_REQUIREMENT_: Scan the listing that follows and report how many lines contain "Портала". Write the number alone.

________________________________________

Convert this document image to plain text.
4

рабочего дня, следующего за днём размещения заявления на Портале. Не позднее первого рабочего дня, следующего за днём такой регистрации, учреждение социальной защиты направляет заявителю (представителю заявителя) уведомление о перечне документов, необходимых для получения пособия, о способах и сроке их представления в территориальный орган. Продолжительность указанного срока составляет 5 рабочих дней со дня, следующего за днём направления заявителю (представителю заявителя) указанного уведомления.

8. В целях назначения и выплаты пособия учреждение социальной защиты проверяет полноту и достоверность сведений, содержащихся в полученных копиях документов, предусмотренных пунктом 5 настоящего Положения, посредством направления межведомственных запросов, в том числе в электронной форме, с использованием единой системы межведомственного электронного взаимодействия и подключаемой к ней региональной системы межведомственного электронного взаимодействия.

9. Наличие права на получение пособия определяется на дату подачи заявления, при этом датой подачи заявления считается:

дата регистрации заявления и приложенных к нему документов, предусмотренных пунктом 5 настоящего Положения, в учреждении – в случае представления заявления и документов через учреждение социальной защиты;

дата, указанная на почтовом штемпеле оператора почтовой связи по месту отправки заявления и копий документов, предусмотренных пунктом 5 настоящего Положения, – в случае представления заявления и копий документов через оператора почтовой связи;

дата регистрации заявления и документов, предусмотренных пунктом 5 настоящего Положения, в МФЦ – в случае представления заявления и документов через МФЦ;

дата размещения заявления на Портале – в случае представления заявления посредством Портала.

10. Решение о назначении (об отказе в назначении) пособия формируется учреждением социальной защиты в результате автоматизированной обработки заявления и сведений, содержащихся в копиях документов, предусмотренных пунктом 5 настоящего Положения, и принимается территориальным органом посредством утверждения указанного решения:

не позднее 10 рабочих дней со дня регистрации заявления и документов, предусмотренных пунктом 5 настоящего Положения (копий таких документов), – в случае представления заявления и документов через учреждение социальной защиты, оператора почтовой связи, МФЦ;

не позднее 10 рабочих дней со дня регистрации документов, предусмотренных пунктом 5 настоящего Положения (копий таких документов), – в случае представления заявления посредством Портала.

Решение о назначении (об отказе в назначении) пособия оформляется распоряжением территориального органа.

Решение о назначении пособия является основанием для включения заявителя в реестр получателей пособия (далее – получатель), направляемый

________________________________________

_ANSWER IN FULL_: 2